▸ **Problem requirements**:
Transcribe the data in full and exactly, omitting any pictures.

▸ **Data records**:
+--

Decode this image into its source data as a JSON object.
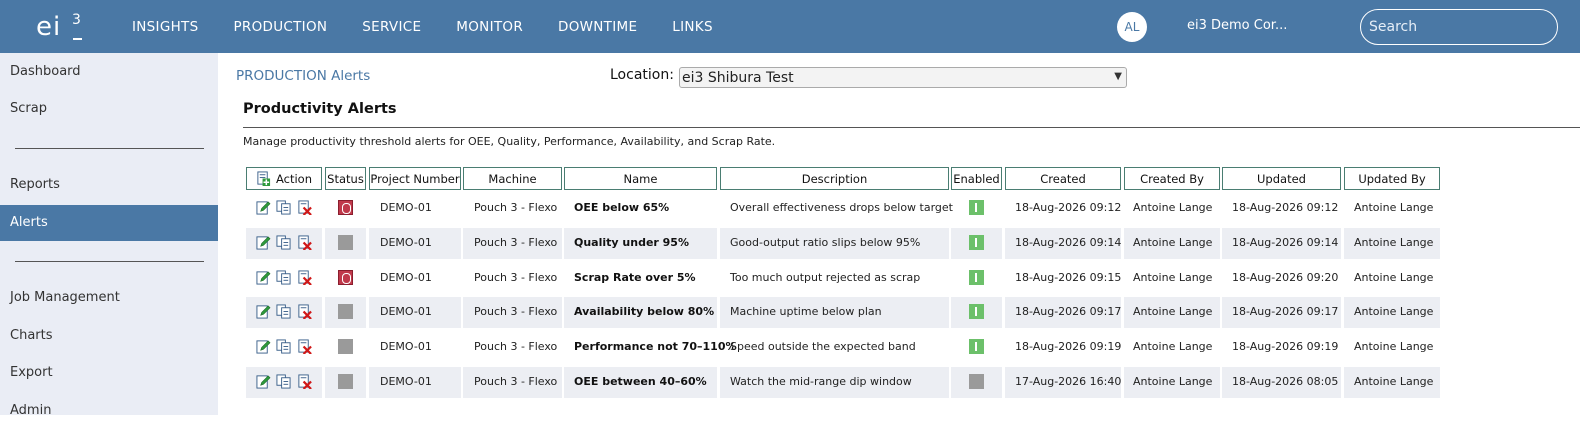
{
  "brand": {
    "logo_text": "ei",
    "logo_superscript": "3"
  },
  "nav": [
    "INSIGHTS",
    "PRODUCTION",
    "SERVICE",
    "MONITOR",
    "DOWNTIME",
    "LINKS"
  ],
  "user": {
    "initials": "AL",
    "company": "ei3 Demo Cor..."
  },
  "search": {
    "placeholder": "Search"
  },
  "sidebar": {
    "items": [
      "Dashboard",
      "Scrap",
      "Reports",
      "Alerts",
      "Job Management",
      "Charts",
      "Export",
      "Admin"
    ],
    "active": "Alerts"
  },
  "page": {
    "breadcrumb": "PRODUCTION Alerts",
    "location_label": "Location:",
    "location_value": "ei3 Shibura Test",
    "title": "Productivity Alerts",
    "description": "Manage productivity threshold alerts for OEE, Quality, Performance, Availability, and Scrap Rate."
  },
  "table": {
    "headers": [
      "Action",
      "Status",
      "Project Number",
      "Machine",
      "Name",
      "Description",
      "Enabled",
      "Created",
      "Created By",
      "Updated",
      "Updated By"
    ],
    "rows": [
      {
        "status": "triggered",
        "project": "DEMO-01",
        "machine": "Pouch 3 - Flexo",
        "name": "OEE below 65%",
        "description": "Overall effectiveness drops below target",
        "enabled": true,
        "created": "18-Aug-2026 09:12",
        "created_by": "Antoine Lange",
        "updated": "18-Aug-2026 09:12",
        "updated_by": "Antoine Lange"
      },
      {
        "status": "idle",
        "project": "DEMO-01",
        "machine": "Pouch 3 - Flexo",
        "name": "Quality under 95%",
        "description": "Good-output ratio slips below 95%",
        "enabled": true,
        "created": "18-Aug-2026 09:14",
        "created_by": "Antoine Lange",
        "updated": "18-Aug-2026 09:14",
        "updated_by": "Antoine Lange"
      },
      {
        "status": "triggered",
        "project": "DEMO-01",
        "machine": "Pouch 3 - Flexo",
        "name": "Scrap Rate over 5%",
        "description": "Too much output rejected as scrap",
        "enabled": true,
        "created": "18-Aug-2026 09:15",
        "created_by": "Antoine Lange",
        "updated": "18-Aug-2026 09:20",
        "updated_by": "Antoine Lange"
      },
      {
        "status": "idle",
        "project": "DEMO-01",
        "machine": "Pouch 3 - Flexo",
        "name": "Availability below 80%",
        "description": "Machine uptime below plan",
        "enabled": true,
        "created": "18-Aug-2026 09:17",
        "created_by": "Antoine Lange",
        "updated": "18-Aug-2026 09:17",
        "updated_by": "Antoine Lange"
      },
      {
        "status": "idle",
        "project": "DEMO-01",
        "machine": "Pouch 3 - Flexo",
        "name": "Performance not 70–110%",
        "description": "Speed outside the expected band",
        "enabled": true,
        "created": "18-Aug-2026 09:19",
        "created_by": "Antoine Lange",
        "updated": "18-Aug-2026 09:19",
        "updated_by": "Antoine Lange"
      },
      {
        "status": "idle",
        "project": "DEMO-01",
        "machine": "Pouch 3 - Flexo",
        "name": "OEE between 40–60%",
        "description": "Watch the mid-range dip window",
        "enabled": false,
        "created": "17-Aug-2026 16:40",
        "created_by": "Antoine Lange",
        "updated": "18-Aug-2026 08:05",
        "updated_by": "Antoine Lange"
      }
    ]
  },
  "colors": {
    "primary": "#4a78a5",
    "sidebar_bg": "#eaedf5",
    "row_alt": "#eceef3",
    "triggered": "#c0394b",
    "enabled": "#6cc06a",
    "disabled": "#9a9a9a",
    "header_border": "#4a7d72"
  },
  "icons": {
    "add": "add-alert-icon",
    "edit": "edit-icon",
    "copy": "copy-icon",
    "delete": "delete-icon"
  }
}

+--

▸ **Response to this task**:
Decode this image into its source data as a JSON object.
{
  "brand": {
    "logo_text": "ei",
    "logo_superscript": "3"
  },
  "nav": [
    "INSIGHTS",
    "PRODUCTION",
    "SERVICE",
    "MONITOR",
    "DOWNTIME",
    "LINKS"
  ],
  "user": {
    "initials": "AL",
    "company": "ei3 Demo Cor..."
  },
  "search": {
    "placeholder": "Search"
  },
  "sidebar": {
    "items": [
      "Dashboard",
      "Scrap",
      "Reports",
      "Alerts",
      "Job Management",
      "Charts",
      "Export",
      "Admin"
    ],
    "active": "Alerts"
  },
  "page": {
    "breadcrumb": "PRODUCTION Alerts",
    "location_label": "Location:",
    "location_value": "ei3 Shibura Test",
    "title": "Productivity Alerts",
    "description": "Manage productivity threshold alerts for OEE, Quality, Performance, Availability, and Scrap Rate."
  },
  "table": {
    "headers": [
      "Action",
      "Status",
      "Project Number",
      "Machine",
      "Name",
      "Description",
      "Enabled",
      "Created",
      "Created By",
      "Updated",
      "Updated By"
    ],
    "rows": [
      {
        "status": "triggered",
        "project": "DEMO-01",
        "machine": "Pouch 3 - Flexo",
        "name": "OEE below 65%",
        "description": "Overall effectiveness drops below target",
        "enabled": true,
        "created": "18-Aug-2026 09:12",
        "created_by": "Antoine Lange",
        "updated": "18-Aug-2026 09:12",
        "updated_by": "Antoine Lange"
      },
      {
        "status": "idle",
        "project": "DEMO-01",
        "machine": "Pouch 3 - Flexo",
        "name": "Quality under 95%",
        "description": "Good-output ratio slips below 95%",
        "enabled": true,
        "created": "18-Aug-2026 09:14",
        "created_by": "Antoine Lange",
        "updated": "18-Aug-2026 09:14",
        "updated_by": "Antoine Lange"
      },
      {
        "status": "triggered",
        "project": "DEMO-01",
        "machine": "Pouch 3 - Flexo",
        "name": "Scrap Rate over 5%",
        "description": "Too much output rejected as scrap",
        "enabled": true,
        "created": "18-Aug-2026 09:15",
        "created_by": "Antoine Lange",
        "updated": "18-Aug-2026 09:20",
        "updated_by": "Antoine Lange"
      },
      {
        "status": "idle",
        "project": "DEMO-01",
        "machine": "Pouch 3 - Flexo",
        "name": "Availability below 80%",
        "description": "Machine uptime below plan",
        "enabled": true,
        "created": "18-Aug-2026 09:17",
        "created_by": "Antoine Lange",
        "updated": "18-Aug-2026 09:17",
        "updated_by": "Antoine Lange"
      },
      {
        "status": "idle",
        "project": "DEMO-01",
        "machine": "Pouch 3 - Flexo",
        "name": "Performance not 70–110%",
        "description": "Speed outside the expected band",
        "enabled": true,
        "created": "18-Aug-2026 09:19",
        "created_by": "Antoine Lange",
        "updated": "18-Aug-2026 09:19",
        "updated_by": "Antoine Lange"
      },
      {
        "status": "idle",
        "project": "DEMO-01",
        "machine": "Pouch 3 - Flexo",
        "name": "OEE between 40–60%",
        "description": "Watch the mid-range dip window",
        "enabled": false,
        "created": "17-Aug-2026 16:40",
        "created_by": "Antoine Lange",
        "updated": "18-Aug-2026 08:05",
        "updated_by": "Antoine Lange"
      }
    ]
  },
  "colors": {
    "primary": "#4a78a5",
    "sidebar_bg": "#eaedf5",
    "row_alt": "#eceef3",
    "triggered": "#c0394b",
    "enabled": "#6cc06a",
    "disabled": "#9a9a9a",
    "header_border": "#4a7d72"
  },
  "icons": {
    "add": "add-alert-icon",
    "edit": "edit-icon",
    "copy": "copy-icon",
    "delete": "delete-icon"
  }
}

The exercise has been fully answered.